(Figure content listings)
• • • • •
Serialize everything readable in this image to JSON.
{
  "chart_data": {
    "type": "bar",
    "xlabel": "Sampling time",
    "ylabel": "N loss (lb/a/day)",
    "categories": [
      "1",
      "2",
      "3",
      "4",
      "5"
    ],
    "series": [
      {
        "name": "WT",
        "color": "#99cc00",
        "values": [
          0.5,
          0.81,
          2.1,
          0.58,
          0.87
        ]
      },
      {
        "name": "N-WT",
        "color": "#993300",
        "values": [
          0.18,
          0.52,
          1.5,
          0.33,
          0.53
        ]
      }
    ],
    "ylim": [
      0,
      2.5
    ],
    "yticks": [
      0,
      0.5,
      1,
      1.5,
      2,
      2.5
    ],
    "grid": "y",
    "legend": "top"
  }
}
• • • • •
*What needs to be done:* Restate the whole listing exactly.

*Solution for this problem:*
Serialize everything readable in this image to JSON.
{
  "chart_data": {
    "type": "bar",
    "xlabel": "Sampling time",
    "ylabel": "N loss (lb/a/day)",
    "categories": [
      "1",
      "2",
      "3",
      "4",
      "5"
    ],
    "series": [
      {
        "name": "WT",
        "color": "#99cc00",
        "values": [
          0.5,
          0.81,
          2.1,
          0.58,
          0.87
        ]
      },
      {
        "name": "N-WT",
        "color": "#993300",
        "values": [
          0.18,
          0.52,
          1.5,
          0.33,
          0.53
        ]
      }
    ],
    "ylim": [
      0,
      2.5
    ],
    "yticks": [
      0,
      0.5,
      1,
      1.5,
      2,
      2.5
    ],
    "grid": "y",
    "legend": "top"
  }
}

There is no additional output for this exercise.